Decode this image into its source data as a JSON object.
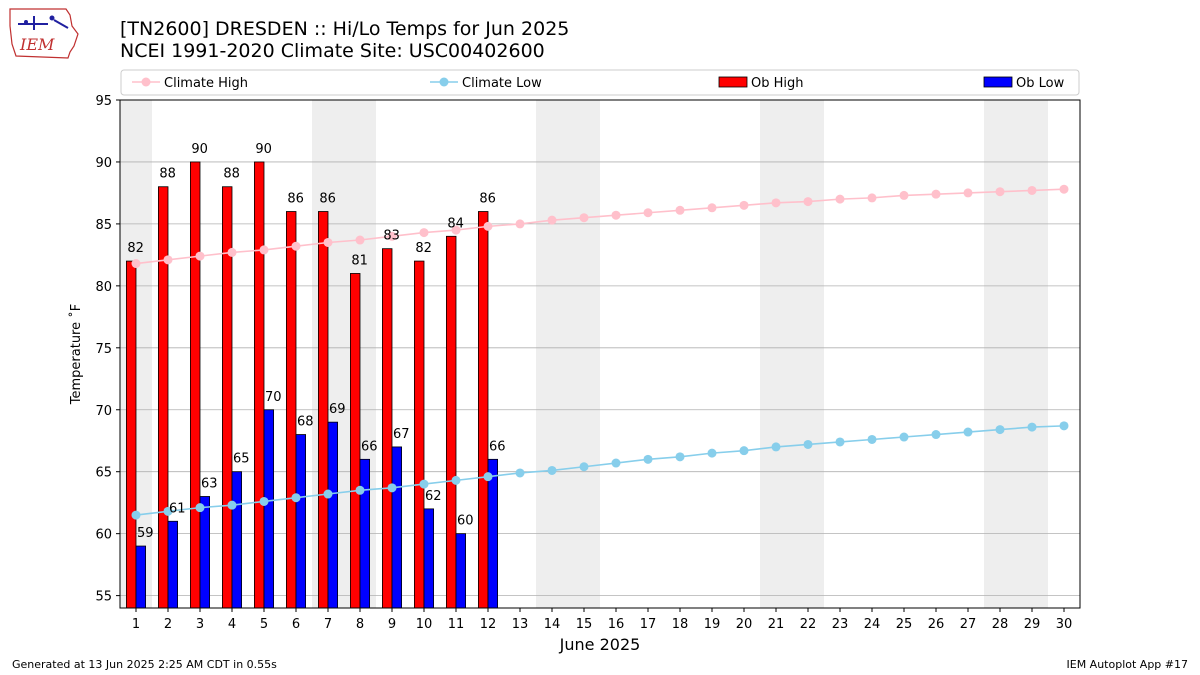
{
  "header": {
    "title_line1": "[TN2600] DRESDEN :: Hi/Lo Temps for Jun 2025",
    "title_line2": "NCEI 1991-2020 Climate Site: USC00402600"
  },
  "logo": {
    "text": "IEM",
    "icon": "iem-iowa-logo"
  },
  "footer": {
    "left": "Generated at 13 Jun 2025 2:25 AM CDT in 0.55s",
    "right": "IEM Autoplot App #17"
  },
  "colors": {
    "climate_high": "#ffc0cb",
    "climate_low": "#87ceeb",
    "ob_high": "#ff0000",
    "ob_low": "#0000ff",
    "weekend_shade": "#eeeeee",
    "grid": "#b0b0b0"
  },
  "chart_data": {
    "type": "bar",
    "xlabel": "June 2025",
    "ylabel": "Temperature ˚F",
    "ylim": [
      54,
      95
    ],
    "xlim": [
      0.5,
      30.5
    ],
    "yticks": [
      55,
      60,
      65,
      70,
      75,
      80,
      85,
      90,
      95
    ],
    "xticks": [
      1,
      2,
      3,
      4,
      5,
      6,
      7,
      8,
      9,
      10,
      11,
      12,
      13,
      14,
      15,
      16,
      17,
      18,
      19,
      20,
      21,
      22,
      23,
      24,
      25,
      26,
      27,
      28,
      29,
      30
    ],
    "grid": "horizontal",
    "legend": [
      "Climate High",
      "Climate Low",
      "Ob High",
      "Ob Low"
    ],
    "legend_placement": "top",
    "weekend_shading": [
      [
        1,
        1
      ],
      [
        7,
        8
      ],
      [
        14,
        15
      ],
      [
        21,
        22
      ],
      [
        28,
        29
      ]
    ],
    "series": [
      {
        "name": "Climate High",
        "kind": "line",
        "x": [
          1,
          2,
          3,
          4,
          5,
          6,
          7,
          8,
          9,
          10,
          11,
          12,
          13,
          14,
          15,
          16,
          17,
          18,
          19,
          20,
          21,
          22,
          23,
          24,
          25,
          26,
          27,
          28,
          29,
          30
        ],
        "values": [
          81.8,
          82.1,
          82.4,
          82.7,
          82.9,
          83.2,
          83.5,
          83.7,
          84.0,
          84.3,
          84.5,
          84.8,
          85.0,
          85.3,
          85.5,
          85.7,
          85.9,
          86.1,
          86.3,
          86.5,
          86.7,
          86.8,
          87.0,
          87.1,
          87.3,
          87.4,
          87.5,
          87.6,
          87.7,
          87.8
        ]
      },
      {
        "name": "Climate Low",
        "kind": "line",
        "x": [
          1,
          2,
          3,
          4,
          5,
          6,
          7,
          8,
          9,
          10,
          11,
          12,
          13,
          14,
          15,
          16,
          17,
          18,
          19,
          20,
          21,
          22,
          23,
          24,
          25,
          26,
          27,
          28,
          29,
          30
        ],
        "values": [
          61.5,
          61.8,
          62.1,
          62.3,
          62.6,
          62.9,
          63.2,
          63.5,
          63.7,
          64.0,
          64.3,
          64.6,
          64.9,
          65.1,
          65.4,
          65.7,
          66.0,
          66.2,
          66.5,
          66.7,
          67.0,
          67.2,
          67.4,
          67.6,
          67.8,
          68.0,
          68.2,
          68.4,
          68.6,
          68.7
        ]
      },
      {
        "name": "Ob High",
        "kind": "bar",
        "x": [
          1,
          2,
          3,
          4,
          5,
          6,
          7,
          8,
          9,
          10,
          11,
          12
        ],
        "values": [
          82,
          88,
          90,
          88,
          90,
          86,
          86,
          81,
          83,
          82,
          84,
          86
        ]
      },
      {
        "name": "Ob Low",
        "kind": "bar",
        "x": [
          1,
          2,
          3,
          4,
          5,
          6,
          7,
          8,
          9,
          10,
          11,
          12
        ],
        "values": [
          59,
          61,
          63,
          65,
          70,
          68,
          69,
          66,
          67,
          62,
          60,
          66
        ]
      }
    ]
  }
}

Written exercise => The records above should be reproduced exactly, with no pictures included.

Response to the task =>
Decode this image into its source data as a JSON object.
{
  "header": {
    "title_line1": "[TN2600] DRESDEN :: Hi/Lo Temps for Jun 2025",
    "title_line2": "NCEI 1991-2020 Climate Site: USC00402600"
  },
  "logo": {
    "text": "IEM",
    "icon": "iem-iowa-logo"
  },
  "footer": {
    "left": "Generated at 13 Jun 2025 2:25 AM CDT in 0.55s",
    "right": "IEM Autoplot App #17"
  },
  "colors": {
    "climate_high": "#ffc0cb",
    "climate_low": "#87ceeb",
    "ob_high": "#ff0000",
    "ob_low": "#0000ff",
    "weekend_shade": "#eeeeee",
    "grid": "#b0b0b0"
  },
  "chart_data": {
    "type": "bar",
    "xlabel": "June 2025",
    "ylabel": "Temperature ˚F",
    "ylim": [
      54,
      95
    ],
    "xlim": [
      0.5,
      30.5
    ],
    "yticks": [
      55,
      60,
      65,
      70,
      75,
      80,
      85,
      90,
      95
    ],
    "xticks": [
      1,
      2,
      3,
      4,
      5,
      6,
      7,
      8,
      9,
      10,
      11,
      12,
      13,
      14,
      15,
      16,
      17,
      18,
      19,
      20,
      21,
      22,
      23,
      24,
      25,
      26,
      27,
      28,
      29,
      30
    ],
    "grid": "horizontal",
    "legend": [
      "Climate High",
      "Climate Low",
      "Ob High",
      "Ob Low"
    ],
    "legend_placement": "top",
    "weekend_shading": [
      [
        1,
        1
      ],
      [
        7,
        8
      ],
      [
        14,
        15
      ],
      [
        21,
        22
      ],
      [
        28,
        29
      ]
    ],
    "series": [
      {
        "name": "Climate High",
        "kind": "line",
        "x": [
          1,
          2,
          3,
          4,
          5,
          6,
          7,
          8,
          9,
          10,
          11,
          12,
          13,
          14,
          15,
          16,
          17,
          18,
          19,
          20,
          21,
          22,
          23,
          24,
          25,
          26,
          27,
          28,
          29,
          30
        ],
        "values": [
          81.8,
          82.1,
          82.4,
          82.7,
          82.9,
          83.2,
          83.5,
          83.7,
          84.0,
          84.3,
          84.5,
          84.8,
          85.0,
          85.3,
          85.5,
          85.7,
          85.9,
          86.1,
          86.3,
          86.5,
          86.7,
          86.8,
          87.0,
          87.1,
          87.3,
          87.4,
          87.5,
          87.6,
          87.7,
          87.8
        ]
      },
      {
        "name": "Climate Low",
        "kind": "line",
        "x": [
          1,
          2,
          3,
          4,
          5,
          6,
          7,
          8,
          9,
          10,
          11,
          12,
          13,
          14,
          15,
          16,
          17,
          18,
          19,
          20,
          21,
          22,
          23,
          24,
          25,
          26,
          27,
          28,
          29,
          30
        ],
        "values": [
          61.5,
          61.8,
          62.1,
          62.3,
          62.6,
          62.9,
          63.2,
          63.5,
          63.7,
          64.0,
          64.3,
          64.6,
          64.9,
          65.1,
          65.4,
          65.7,
          66.0,
          66.2,
          66.5,
          66.7,
          67.0,
          67.2,
          67.4,
          67.6,
          67.8,
          68.0,
          68.2,
          68.4,
          68.6,
          68.7
        ]
      },
      {
        "name": "Ob High",
        "kind": "bar",
        "x": [
          1,
          2,
          3,
          4,
          5,
          6,
          7,
          8,
          9,
          10,
          11,
          12
        ],
        "values": [
          82,
          88,
          90,
          88,
          90,
          86,
          86,
          81,
          83,
          82,
          84,
          86
        ]
      },
      {
        "name": "Ob Low",
        "kind": "bar",
        "x": [
          1,
          2,
          3,
          4,
          5,
          6,
          7,
          8,
          9,
          10,
          11,
          12
        ],
        "values": [
          59,
          61,
          63,
          65,
          70,
          68,
          69,
          66,
          67,
          62,
          60,
          66
        ]
      }
    ]
  }
}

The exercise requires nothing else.